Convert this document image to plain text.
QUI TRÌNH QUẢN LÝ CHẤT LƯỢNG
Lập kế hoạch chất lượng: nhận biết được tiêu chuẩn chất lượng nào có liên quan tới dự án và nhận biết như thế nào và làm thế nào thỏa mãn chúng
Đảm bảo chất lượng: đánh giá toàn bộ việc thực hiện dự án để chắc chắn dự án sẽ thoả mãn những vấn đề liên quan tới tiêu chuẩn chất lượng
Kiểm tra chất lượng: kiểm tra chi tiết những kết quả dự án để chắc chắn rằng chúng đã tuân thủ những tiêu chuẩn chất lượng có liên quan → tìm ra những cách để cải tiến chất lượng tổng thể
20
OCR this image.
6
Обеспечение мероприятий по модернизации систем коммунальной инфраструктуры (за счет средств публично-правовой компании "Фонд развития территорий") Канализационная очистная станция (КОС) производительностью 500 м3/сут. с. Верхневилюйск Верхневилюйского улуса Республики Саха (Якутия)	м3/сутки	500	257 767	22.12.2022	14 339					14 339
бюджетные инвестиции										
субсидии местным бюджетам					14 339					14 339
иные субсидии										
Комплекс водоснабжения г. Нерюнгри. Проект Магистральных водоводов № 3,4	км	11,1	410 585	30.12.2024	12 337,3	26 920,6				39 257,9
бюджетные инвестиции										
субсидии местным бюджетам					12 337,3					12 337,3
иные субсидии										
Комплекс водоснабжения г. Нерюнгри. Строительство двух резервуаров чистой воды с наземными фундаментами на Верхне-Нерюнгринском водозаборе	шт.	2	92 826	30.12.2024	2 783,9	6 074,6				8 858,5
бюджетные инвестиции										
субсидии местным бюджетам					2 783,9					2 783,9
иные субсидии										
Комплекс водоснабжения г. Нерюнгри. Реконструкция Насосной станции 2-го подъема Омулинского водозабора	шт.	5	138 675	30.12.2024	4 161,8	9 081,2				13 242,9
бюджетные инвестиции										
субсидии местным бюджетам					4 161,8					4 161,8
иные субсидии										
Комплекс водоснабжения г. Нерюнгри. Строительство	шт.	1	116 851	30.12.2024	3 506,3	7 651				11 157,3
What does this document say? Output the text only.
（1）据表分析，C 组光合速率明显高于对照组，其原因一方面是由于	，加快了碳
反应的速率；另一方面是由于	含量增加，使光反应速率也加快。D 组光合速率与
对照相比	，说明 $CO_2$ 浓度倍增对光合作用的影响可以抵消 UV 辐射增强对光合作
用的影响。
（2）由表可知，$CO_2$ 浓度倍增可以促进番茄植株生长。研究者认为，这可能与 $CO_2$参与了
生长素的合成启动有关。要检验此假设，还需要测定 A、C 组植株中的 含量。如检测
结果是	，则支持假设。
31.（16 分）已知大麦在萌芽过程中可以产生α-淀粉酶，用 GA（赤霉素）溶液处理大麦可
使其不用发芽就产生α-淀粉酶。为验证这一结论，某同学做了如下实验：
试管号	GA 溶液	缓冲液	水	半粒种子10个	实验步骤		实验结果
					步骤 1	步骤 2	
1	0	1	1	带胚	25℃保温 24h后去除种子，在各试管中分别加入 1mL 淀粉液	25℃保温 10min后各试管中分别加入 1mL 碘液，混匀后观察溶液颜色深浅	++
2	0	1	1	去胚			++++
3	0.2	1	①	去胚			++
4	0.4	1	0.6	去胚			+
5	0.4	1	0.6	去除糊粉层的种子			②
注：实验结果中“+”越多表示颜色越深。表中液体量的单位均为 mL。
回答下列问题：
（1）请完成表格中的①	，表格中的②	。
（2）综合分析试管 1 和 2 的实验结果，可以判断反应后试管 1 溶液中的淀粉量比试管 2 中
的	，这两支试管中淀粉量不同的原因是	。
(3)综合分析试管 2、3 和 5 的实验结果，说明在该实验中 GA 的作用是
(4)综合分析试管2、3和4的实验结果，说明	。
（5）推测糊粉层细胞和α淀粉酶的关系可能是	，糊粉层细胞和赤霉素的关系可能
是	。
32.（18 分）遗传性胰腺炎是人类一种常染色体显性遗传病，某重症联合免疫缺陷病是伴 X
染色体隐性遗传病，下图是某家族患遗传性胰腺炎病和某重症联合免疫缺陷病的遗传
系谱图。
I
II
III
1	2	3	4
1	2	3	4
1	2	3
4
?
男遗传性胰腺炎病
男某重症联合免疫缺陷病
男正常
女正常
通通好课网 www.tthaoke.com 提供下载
============
◆ Request ◆
Extract every line above exactly as it stands.

◆ Final result ◆
Convert this document image to plain text.
QUI TRÌNH QUẢN LÝ CHẤT LƯỢNG
Lập kế hoạch chất lượng: nhận biết được tiêu chuẩn chất lượng nào có liên quan tới dự án và nhận biết như thế nào và làm thế nào thỏa mãn chúng
Đảm bảo chất lượng: đánh giá toàn bộ việc thực hiện dự án để chắc chắn dự án sẽ thoả mãn những vấn đề liên quan tới tiêu chuẩn chất lượng
Kiểm tra chất lượng: kiểm tra chi tiết những kết quả dự án để chắc chắn rằng chúng đã tuân thủ những tiêu chuẩn chất lượng có liên quan → tìm ra những cách để cải tiến chất lượng tổng thể
20
OCR this image.
6
Обеспечение мероприятий по модернизации систем коммунальной инфраструктуры (за счет средств публично-правовой компании "Фонд развития территорий") Канализационная очистная станция (КОС) производительностью 500 м3/сут. с. Верхневилюйск Верхневилюйского улуса Республики Саха (Якутия)	м3/сутки	500	257 767	22.12.2022	14 339					14 339
бюджетные инвестиции										
субсидии местным бюджетам					14 339					14 339
иные субсидии										
Комплекс водоснабжения г. Нерюнгри. Проект Магистральных водоводов № 3,4	км	11,1	410 585	30.12.2024	12 337,3	26 920,6				39 257,9
бюджетные инвестиции										
субсидии местным бюджетам					12 337,3					12 337,3
иные субсидии										
Комплекс водоснабжения г. Нерюнгри. Строительство двух резервуаров чистой воды с наземными фундаментами на Верхне-Нерюнгринском водозаборе	шт.	2	92 826	30.12.2024	2 783,9	6 074,6				8 858,5
бюджетные инвестиции										
субсидии местным бюджетам					2 783,9					2 783,9
иные субсидии										
Комплекс водоснабжения г. Нерюнгри. Реконструкция Насосной станции 2-го подъема Омулинского водозабора	шт.	5	138 675	30.12.2024	4 161,8	9 081,2				13 242,9
бюджетные инвестиции										
субсидии местным бюджетам					4 161,8					4 161,8
иные субсидии										
Комплекс водоснабжения г. Нерюнгри. Строительство	шт.	1	116 851	30.12.2024	3 506,3	7 651				11 157,3
What does this document say? Output the text only.
（1）据表分析，C 组光合速率明显高于对照组，其原因一方面是由于	，加快了碳
反应的速率；另一方面是由于	含量增加，使光反应速率也加快。D 组光合速率与
对照相比	，说明 $CO_2$ 浓度倍增对光合作用的影响可以抵消 UV 辐射增强对光合作
用的影响。
（2）由表可知，$CO_2$ 浓度倍增可以促进番茄植株生长。研究者认为，这可能与 $CO_2$参与了
生长素的合成启动有关。要检验此假设，还需要测定 A、C 组植株中的 含量。如检测
结果是	，则支持假设。
31.（16 分）已知大麦在萌芽过程中可以产生α-淀粉酶，用 GA（赤霉素）溶液处理大麦可
使其不用发芽就产生α-淀粉酶。为验证这一结论，某同学做了如下实验：
试管号	GA 溶液	缓冲液	水	半粒种子10个	实验步骤		实验结果
					步骤 1	步骤 2	
1	0	1	1	带胚	25℃保温 24h后去除种子，在各试管中分别加入 1mL 淀粉液	25℃保温 10min后各试管中分别加入 1mL 碘液，混匀后观察溶液颜色深浅	++
2	0	1	1	去胚			++++
3	0.2	1	①	去胚			++
4	0.4	1	0.6	去胚			+
5	0.4	1	0.6	去除糊粉层的种子			②
注：实验结果中“+”越多表示颜色越深。表中液体量的单位均为 mL。
回答下列问题：
（1）请完成表格中的①	，表格中的②	。
（2）综合分析试管 1 和 2 的实验结果，可以判断反应后试管 1 溶液中的淀粉量比试管 2 中
的	，这两支试管中淀粉量不同的原因是	。
(3)综合分析试管 2、3 和 5 的实验结果，说明在该实验中 GA 的作用是
(4)综合分析试管2、3和4的实验结果，说明	。
（5）推测糊粉层细胞和α淀粉酶的关系可能是	，糊粉层细胞和赤霉素的关系可能
是	。
32.（18 分）遗传性胰腺炎是人类一种常染色体显性遗传病，某重症联合免疫缺陷病是伴 X
染色体隐性遗传病，下图是某家族患遗传性胰腺炎病和某重症联合免疫缺陷病的遗传
系谱图。
I
II
III
1	2	3	4
1	2	3	4
1	2	3
4
?
男遗传性胰腺炎病
男某重症联合免疫缺陷病
男正常
女正常
通通好课网 www.tthaoke.com 提供下载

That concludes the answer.